Retype every entry word for word.
[Entries supplied start]
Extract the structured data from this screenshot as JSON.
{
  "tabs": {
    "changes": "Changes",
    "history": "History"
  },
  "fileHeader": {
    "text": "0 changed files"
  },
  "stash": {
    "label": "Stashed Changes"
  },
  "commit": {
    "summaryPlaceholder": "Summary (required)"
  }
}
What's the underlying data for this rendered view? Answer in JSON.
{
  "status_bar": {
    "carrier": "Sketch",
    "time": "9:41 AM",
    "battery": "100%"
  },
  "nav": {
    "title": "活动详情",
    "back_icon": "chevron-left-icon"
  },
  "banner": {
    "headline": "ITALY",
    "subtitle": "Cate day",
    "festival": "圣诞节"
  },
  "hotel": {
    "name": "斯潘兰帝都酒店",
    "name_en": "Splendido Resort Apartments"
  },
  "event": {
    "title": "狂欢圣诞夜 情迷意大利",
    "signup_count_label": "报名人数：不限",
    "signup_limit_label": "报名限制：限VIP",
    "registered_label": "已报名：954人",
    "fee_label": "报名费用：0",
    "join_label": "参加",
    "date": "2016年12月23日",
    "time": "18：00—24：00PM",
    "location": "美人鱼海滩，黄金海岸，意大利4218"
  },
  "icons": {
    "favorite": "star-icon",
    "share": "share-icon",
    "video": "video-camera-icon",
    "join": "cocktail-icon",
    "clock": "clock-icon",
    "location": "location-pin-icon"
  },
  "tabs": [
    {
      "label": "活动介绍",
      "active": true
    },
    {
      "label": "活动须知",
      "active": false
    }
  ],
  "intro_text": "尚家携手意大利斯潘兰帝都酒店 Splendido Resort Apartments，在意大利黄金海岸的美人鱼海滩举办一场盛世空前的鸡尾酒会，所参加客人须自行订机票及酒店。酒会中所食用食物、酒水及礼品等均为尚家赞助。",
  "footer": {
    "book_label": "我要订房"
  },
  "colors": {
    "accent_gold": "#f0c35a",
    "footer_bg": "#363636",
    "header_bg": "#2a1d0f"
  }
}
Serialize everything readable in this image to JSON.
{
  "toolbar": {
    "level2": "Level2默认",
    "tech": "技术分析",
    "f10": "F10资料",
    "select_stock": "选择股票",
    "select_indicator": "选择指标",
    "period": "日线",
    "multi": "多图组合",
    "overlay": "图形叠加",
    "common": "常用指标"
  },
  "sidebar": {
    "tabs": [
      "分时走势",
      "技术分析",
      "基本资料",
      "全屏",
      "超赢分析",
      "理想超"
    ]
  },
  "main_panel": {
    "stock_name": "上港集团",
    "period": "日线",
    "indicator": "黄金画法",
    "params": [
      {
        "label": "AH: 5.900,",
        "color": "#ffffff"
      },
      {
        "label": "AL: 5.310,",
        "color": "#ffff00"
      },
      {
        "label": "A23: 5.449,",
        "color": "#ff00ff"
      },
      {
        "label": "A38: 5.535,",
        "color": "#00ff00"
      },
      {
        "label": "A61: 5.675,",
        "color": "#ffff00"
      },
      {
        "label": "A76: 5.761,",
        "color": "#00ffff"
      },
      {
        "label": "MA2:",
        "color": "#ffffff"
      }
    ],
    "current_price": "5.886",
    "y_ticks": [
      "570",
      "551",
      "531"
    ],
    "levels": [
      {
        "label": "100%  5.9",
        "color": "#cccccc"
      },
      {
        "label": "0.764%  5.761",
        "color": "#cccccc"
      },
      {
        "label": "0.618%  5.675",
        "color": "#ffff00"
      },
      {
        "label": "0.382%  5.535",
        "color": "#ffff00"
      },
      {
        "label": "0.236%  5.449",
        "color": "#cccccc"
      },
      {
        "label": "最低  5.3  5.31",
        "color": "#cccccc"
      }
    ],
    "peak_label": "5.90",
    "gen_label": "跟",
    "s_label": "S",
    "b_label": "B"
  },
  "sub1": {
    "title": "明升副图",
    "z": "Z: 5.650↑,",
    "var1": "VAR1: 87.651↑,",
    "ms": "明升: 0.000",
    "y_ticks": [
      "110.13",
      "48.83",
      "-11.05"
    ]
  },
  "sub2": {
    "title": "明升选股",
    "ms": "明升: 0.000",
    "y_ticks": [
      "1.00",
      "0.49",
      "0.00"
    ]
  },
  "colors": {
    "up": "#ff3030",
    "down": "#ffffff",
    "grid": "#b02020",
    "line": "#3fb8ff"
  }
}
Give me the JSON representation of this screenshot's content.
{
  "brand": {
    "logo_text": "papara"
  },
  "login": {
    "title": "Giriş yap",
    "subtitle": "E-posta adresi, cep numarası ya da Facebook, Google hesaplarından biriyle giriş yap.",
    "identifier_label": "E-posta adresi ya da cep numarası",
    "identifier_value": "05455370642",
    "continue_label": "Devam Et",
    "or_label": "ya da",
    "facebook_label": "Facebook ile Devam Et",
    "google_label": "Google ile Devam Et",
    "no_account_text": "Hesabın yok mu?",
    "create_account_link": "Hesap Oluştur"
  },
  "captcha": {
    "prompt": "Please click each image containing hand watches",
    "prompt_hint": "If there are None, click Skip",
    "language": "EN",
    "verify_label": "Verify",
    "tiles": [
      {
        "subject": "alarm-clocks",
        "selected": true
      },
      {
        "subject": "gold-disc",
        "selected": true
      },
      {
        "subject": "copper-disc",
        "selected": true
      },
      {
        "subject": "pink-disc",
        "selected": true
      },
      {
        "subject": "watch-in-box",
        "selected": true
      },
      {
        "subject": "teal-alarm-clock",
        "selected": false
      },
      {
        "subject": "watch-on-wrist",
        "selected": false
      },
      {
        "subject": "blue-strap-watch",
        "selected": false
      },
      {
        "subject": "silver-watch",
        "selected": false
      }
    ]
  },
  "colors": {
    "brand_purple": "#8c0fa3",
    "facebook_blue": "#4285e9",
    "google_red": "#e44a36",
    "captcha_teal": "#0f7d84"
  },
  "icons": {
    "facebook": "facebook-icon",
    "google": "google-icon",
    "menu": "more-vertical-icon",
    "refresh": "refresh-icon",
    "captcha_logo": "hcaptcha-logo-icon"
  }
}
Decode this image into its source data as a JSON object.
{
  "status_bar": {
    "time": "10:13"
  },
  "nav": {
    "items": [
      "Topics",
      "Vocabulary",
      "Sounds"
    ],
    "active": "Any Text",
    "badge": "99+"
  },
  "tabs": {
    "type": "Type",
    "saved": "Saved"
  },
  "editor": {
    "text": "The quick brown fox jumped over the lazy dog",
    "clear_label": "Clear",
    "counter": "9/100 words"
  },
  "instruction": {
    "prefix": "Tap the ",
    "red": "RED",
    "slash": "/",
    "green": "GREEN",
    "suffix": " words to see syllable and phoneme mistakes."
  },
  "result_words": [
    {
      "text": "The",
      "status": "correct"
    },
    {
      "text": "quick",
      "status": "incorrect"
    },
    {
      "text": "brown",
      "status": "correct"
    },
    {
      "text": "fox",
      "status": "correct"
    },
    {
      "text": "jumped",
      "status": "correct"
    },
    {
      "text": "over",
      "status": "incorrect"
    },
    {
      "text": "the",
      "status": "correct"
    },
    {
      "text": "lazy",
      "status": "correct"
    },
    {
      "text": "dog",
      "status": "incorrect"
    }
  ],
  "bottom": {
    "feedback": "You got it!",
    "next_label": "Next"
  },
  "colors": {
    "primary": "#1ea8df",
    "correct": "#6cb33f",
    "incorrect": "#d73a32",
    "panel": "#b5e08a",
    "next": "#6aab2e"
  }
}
[Entries supplied end]
> Task answer:
Extract the structured data from this screenshot as JSON.
{
  "tabs": {
    "changes": "Changes",
    "history": "History"
  },
  "fileHeader": {
    "text": "0 changed files"
  },
  "stash": {
    "label": "Stashed Changes"
  },
  "commit": {
    "summaryPlaceholder": "Summary (required)"
  }
}
What's the underlying data for this rendered view? Answer in JSON.
{
  "status_bar": {
    "carrier": "Sketch",
    "time": "9:41 AM",
    "battery": "100%"
  },
  "nav": {
    "title": "活动详情",
    "back_icon": "chevron-left-icon"
  },
  "banner": {
    "headline": "ITALY",
    "subtitle": "Cate day",
    "festival": "圣诞节"
  },
  "hotel": {
    "name": "斯潘兰帝都酒店",
    "name_en": "Splendido Resort Apartments"
  },
  "event": {
    "title": "狂欢圣诞夜 情迷意大利",
    "signup_count_label": "报名人数：不限",
    "signup_limit_label": "报名限制：限VIP",
    "registered_label": "已报名：954人",
    "fee_label": "报名费用：0",
    "join_label": "参加",
    "date": "2016年12月23日",
    "time": "18：00—24：00PM",
    "location": "美人鱼海滩，黄金海岸，意大利4218"
  },
  "icons": {
    "favorite": "star-icon",
    "share": "share-icon",
    "video": "video-camera-icon",
    "join": "cocktail-icon",
    "clock": "clock-icon",
    "location": "location-pin-icon"
  },
  "tabs": [
    {
      "label": "活动介绍",
      "active": true
    },
    {
      "label": "活动须知",
      "active": false
    }
  ],
  "intro_text": "尚家携手意大利斯潘兰帝都酒店 Splendido Resort Apartments，在意大利黄金海岸的美人鱼海滩举办一场盛世空前的鸡尾酒会，所参加客人须自行订机票及酒店。酒会中所食用食物、酒水及礼品等均为尚家赞助。",
  "footer": {
    "book_label": "我要订房"
  },
  "colors": {
    "accent_gold": "#f0c35a",
    "footer_bg": "#363636",
    "header_bg": "#2a1d0f"
  }
}
Serialize everything readable in this image to JSON.
{
  "toolbar": {
    "level2": "Level2默认",
    "tech": "技术分析",
    "f10": "F10资料",
    "select_stock": "选择股票",
    "select_indicator": "选择指标",
    "period": "日线",
    "multi": "多图组合",
    "overlay": "图形叠加",
    "common": "常用指标"
  },
  "sidebar": {
    "tabs": [
      "分时走势",
      "技术分析",
      "基本资料",
      "全屏",
      "超赢分析",
      "理想超"
    ]
  },
  "main_panel": {
    "stock_name": "上港集团",
    "period": "日线",
    "indicator": "黄金画法",
    "params": [
      {
        "label": "AH: 5.900,",
        "color": "#ffffff"
      },
      {
        "label": "AL: 5.310,",
        "color": "#ffff00"
      },
      {
        "label": "A23: 5.449,",
        "color": "#ff00ff"
      },
      {
        "label": "A38: 5.535,",
        "color": "#00ff00"
      },
      {
        "label": "A61: 5.675,",
        "color": "#ffff00"
      },
      {
        "label": "A76: 5.761,",
        "color": "#00ffff"
      },
      {
        "label": "MA2:",
        "color": "#ffffff"
      }
    ],
    "current_price": "5.886",
    "y_ticks": [
      "570",
      "551",
      "531"
    ],
    "levels": [
      {
        "label": "100%  5.9",
        "color": "#cccccc"
      },
      {
        "label": "0.764%  5.761",
        "color": "#cccccc"
      },
      {
        "label": "0.618%  5.675",
        "color": "#ffff00"
      },
      {
        "label": "0.382%  5.535",
        "color": "#ffff00"
      },
      {
        "label": "0.236%  5.449",
        "color": "#cccccc"
      },
      {
        "label": "最低  5.3  5.31",
        "color": "#cccccc"
      }
    ],
    "peak_label": "5.90",
    "gen_label": "跟",
    "s_label": "S",
    "b_label": "B"
  },
  "sub1": {
    "title": "明升副图",
    "z": "Z: 5.650↑,",
    "var1": "VAR1: 87.651↑,",
    "ms": "明升: 0.000",
    "y_ticks": [
      "110.13",
      "48.83",
      "-11.05"
    ]
  },
  "sub2": {
    "title": "明升选股",
    "ms": "明升: 0.000",
    "y_ticks": [
      "1.00",
      "0.49",
      "0.00"
    ]
  },
  "colors": {
    "up": "#ff3030",
    "down": "#ffffff",
    "grid": "#b02020",
    "line": "#3fb8ff"
  }
}
Give me the JSON representation of this screenshot's content.
{
  "brand": {
    "logo_text": "papara"
  },
  "login": {
    "title": "Giriş yap",
    "subtitle": "E-posta adresi, cep numarası ya da Facebook, Google hesaplarından biriyle giriş yap.",
    "identifier_label": "E-posta adresi ya da cep numarası",
    "identifier_value": "05455370642",
    "continue_label": "Devam Et",
    "or_label": "ya da",
    "facebook_label": "Facebook ile Devam Et",
    "google_label": "Google ile Devam Et",
    "no_account_text": "Hesabın yok mu?",
    "create_account_link": "Hesap Oluştur"
  },
  "captcha": {
    "prompt": "Please click each image containing hand watches",
    "prompt_hint": "If there are None, click Skip",
    "language": "EN",
    "verify_label": "Verify",
    "tiles": [
      {
        "subject": "alarm-clocks",
        "selected": true
      },
      {
        "subject": "gold-disc",
        "selected": true
      },
      {
        "subject": "copper-disc",
        "selected": true
      },
      {
        "subject": "pink-disc",
        "selected": true
      },
      {
        "subject": "watch-in-box",
        "selected": true
      },
      {
        "subject": "teal-alarm-clock",
        "selected": false
      },
      {
        "subject": "watch-on-wrist",
        "selected": false
      },
      {
        "subject": "blue-strap-watch",
        "selected": false
      },
      {
        "subject": "silver-watch",
        "selected": false
      }
    ]
  },
  "colors": {
    "brand_purple": "#8c0fa3",
    "facebook_blue": "#4285e9",
    "google_red": "#e44a36",
    "captcha_teal": "#0f7d84"
  },
  "icons": {
    "facebook": "facebook-icon",
    "google": "google-icon",
    "menu": "more-vertical-icon",
    "refresh": "refresh-icon",
    "captcha_logo": "hcaptcha-logo-icon"
  }
}
Decode this image into its source data as a JSON object.
{
  "status_bar": {
    "time": "10:13"
  },
  "nav": {
    "items": [
      "Topics",
      "Vocabulary",
      "Sounds"
    ],
    "active": "Any Text",
    "badge": "99+"
  },
  "tabs": {
    "type": "Type",
    "saved": "Saved"
  },
  "editor": {
    "text": "The quick brown fox jumped over the lazy dog",
    "clear_label": "Clear",
    "counter": "9/100 words"
  },
  "instruction": {
    "prefix": "Tap the ",
    "red": "RED",
    "slash": "/",
    "green": "GREEN",
    "suffix": " words to see syllable and phoneme mistakes."
  },
  "result_words": [
    {
      "text": "The",
      "status": "correct"
    },
    {
      "text": "quick",
      "status": "incorrect"
    },
    {
      "text": "brown",
      "status": "correct"
    },
    {
      "text": "fox",
      "status": "correct"
    },
    {
      "text": "jumped",
      "status": "correct"
    },
    {
      "text": "over",
      "status": "incorrect"
    },
    {
      "text": "the",
      "status": "correct"
    },
    {
      "text": "lazy",
      "status": "correct"
    },
    {
      "text": "dog",
      "status": "incorrect"
    }
  ],
  "bottom": {
    "feedback": "You got it!",
    "next_label": "Next"
  },
  "colors": {
    "primary": "#1ea8df",
    "correct": "#6cb33f",
    "incorrect": "#d73a32",
    "panel": "#b5e08a",
    "next": "#6aab2e"
  }
}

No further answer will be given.